**TASK INSTRUCTIONS**
Pick out all lines of the entries that include the word "name" and copy them.

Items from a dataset
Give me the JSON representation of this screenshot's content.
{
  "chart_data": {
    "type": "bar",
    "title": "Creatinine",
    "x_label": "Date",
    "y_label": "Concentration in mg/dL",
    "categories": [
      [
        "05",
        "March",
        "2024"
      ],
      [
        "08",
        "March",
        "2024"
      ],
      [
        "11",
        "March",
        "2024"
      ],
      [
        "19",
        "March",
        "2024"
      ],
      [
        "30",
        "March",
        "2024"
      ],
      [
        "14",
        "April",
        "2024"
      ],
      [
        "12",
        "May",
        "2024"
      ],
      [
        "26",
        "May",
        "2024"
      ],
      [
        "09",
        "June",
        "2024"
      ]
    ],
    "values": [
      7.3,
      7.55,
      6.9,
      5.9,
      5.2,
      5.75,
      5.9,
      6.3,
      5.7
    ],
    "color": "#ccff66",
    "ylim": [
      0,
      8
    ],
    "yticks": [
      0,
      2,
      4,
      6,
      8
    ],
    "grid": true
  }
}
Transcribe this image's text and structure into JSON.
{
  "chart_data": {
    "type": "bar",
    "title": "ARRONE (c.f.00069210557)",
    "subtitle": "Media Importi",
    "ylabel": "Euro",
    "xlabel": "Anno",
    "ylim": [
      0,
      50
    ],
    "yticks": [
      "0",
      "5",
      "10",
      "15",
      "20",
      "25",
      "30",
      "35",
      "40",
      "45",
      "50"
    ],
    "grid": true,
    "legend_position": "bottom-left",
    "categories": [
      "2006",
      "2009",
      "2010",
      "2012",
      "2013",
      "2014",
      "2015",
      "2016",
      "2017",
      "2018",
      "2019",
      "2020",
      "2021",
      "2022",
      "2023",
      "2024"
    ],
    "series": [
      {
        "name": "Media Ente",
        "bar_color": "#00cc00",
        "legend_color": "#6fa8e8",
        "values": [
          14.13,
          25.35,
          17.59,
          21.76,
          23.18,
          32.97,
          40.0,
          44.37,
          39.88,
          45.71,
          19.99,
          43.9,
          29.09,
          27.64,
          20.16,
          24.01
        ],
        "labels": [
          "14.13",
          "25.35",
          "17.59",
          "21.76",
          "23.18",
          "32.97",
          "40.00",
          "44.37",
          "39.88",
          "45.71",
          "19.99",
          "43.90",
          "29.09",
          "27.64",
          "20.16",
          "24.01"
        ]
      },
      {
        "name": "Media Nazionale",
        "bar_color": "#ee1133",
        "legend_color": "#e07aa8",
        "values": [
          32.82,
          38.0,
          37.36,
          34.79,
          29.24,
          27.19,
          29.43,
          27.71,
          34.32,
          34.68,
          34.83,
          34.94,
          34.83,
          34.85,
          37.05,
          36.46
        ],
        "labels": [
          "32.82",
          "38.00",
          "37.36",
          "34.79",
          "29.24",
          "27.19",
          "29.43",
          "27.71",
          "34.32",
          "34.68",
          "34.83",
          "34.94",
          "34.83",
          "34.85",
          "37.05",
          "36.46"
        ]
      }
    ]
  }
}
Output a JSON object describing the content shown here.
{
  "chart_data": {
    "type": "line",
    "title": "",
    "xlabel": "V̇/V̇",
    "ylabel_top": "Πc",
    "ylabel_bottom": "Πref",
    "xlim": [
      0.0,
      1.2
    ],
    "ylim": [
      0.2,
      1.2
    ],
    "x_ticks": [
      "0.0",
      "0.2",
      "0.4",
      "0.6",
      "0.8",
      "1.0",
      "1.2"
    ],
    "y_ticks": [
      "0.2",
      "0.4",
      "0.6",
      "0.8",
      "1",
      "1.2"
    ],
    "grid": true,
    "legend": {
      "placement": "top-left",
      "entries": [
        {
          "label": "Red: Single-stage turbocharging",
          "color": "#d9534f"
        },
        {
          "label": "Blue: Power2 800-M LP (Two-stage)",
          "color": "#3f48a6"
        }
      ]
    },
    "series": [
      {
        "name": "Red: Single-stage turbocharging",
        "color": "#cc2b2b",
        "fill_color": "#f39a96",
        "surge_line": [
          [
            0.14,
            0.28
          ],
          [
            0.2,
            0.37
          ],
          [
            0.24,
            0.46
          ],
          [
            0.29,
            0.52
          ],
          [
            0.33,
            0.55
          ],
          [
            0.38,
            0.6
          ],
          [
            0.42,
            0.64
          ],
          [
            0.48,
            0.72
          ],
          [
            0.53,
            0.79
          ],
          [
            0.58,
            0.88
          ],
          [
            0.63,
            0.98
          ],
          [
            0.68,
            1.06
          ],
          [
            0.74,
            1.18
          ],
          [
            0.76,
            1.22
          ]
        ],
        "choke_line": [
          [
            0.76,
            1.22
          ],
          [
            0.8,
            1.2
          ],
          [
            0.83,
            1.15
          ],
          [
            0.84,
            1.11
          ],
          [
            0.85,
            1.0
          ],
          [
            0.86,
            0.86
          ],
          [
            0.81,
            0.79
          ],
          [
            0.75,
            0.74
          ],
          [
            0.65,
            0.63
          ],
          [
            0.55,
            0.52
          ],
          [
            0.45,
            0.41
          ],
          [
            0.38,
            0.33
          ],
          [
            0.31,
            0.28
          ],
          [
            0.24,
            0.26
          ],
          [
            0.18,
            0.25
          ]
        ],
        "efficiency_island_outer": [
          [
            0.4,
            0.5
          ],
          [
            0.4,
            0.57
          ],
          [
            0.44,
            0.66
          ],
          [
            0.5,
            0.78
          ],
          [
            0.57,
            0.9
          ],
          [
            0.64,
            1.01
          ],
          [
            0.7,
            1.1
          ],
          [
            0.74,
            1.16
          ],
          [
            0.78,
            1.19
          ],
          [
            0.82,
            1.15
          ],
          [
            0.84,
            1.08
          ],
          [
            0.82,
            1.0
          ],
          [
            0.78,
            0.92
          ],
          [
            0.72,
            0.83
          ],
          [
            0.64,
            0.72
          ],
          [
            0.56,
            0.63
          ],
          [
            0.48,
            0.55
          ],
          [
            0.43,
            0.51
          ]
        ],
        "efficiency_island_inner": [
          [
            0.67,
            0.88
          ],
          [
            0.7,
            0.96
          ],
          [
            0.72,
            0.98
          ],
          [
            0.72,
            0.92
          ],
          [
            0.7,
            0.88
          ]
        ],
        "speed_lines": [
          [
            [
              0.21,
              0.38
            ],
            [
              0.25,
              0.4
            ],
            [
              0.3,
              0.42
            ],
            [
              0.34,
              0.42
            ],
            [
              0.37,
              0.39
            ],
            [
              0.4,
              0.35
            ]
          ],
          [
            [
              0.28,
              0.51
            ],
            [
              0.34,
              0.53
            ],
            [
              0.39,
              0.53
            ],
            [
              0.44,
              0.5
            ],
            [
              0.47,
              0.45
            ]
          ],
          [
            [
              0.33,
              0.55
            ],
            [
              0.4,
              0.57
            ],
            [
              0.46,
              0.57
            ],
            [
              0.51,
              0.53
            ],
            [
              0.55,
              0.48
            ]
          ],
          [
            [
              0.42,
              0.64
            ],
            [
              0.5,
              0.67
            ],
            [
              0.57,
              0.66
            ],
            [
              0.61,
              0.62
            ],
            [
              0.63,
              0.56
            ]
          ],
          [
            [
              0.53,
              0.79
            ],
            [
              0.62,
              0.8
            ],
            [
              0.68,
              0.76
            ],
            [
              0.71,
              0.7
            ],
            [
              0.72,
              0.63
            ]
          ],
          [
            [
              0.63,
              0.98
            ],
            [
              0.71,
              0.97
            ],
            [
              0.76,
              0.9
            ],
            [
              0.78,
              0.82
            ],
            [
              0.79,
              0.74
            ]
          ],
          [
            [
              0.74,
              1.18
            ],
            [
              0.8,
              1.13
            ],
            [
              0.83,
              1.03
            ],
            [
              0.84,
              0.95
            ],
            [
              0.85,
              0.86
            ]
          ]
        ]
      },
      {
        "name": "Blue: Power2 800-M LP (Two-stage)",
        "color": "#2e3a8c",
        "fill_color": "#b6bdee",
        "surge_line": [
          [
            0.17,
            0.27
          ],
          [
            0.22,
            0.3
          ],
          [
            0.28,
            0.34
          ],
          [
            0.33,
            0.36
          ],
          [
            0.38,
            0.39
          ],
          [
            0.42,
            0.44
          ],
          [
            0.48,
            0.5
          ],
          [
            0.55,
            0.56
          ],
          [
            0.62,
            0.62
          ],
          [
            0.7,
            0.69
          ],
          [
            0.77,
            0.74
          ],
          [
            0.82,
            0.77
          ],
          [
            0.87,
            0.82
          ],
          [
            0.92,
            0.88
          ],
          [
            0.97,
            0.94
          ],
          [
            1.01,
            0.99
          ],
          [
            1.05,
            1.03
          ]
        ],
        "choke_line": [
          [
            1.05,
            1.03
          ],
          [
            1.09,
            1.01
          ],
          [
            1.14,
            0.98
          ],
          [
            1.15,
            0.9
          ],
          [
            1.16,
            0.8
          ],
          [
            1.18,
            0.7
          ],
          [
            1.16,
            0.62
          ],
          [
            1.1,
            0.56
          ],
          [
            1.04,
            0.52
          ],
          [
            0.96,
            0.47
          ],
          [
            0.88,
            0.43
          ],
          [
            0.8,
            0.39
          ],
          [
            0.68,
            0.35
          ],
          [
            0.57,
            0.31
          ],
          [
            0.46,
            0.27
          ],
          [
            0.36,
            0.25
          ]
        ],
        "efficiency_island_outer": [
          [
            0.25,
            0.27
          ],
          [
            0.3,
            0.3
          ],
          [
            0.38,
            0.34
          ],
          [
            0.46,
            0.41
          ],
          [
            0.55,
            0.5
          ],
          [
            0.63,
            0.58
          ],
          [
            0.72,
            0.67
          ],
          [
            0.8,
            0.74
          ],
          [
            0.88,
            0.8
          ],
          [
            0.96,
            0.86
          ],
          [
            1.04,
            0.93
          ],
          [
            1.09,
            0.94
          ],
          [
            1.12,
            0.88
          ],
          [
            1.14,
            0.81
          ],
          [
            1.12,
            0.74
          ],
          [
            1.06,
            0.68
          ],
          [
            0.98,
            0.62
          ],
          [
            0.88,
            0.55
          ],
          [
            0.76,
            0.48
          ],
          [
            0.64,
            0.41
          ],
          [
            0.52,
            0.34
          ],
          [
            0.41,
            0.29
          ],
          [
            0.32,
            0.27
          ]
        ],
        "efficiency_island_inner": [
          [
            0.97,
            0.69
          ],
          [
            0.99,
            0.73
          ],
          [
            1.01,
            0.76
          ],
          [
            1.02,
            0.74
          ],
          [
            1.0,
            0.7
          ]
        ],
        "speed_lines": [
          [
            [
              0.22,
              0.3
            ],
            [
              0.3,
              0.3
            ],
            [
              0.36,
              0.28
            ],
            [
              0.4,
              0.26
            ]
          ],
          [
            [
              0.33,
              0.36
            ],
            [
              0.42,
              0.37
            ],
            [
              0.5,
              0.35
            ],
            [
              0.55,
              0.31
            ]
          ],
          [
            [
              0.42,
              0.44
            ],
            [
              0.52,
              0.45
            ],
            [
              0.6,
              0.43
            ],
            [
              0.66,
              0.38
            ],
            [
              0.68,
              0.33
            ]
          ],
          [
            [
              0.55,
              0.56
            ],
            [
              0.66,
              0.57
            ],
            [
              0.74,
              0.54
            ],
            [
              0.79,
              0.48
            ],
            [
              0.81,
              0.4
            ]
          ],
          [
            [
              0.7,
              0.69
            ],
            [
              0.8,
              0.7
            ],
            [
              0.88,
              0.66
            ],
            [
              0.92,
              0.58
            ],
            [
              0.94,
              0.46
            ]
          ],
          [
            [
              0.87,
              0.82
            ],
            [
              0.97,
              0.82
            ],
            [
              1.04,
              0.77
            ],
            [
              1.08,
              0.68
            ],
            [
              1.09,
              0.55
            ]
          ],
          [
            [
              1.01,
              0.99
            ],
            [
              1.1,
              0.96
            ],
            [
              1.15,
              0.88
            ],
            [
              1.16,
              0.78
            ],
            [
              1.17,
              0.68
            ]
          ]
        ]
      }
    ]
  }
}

**OUTPUT OF THE EXERCISE**
        "name": "Media Ente",
        "name": "Media Nazionale",
        "name": "Red: Single-stage turbocharging",
        "name": "Blue: Power2 800-M LP (Two-stage)",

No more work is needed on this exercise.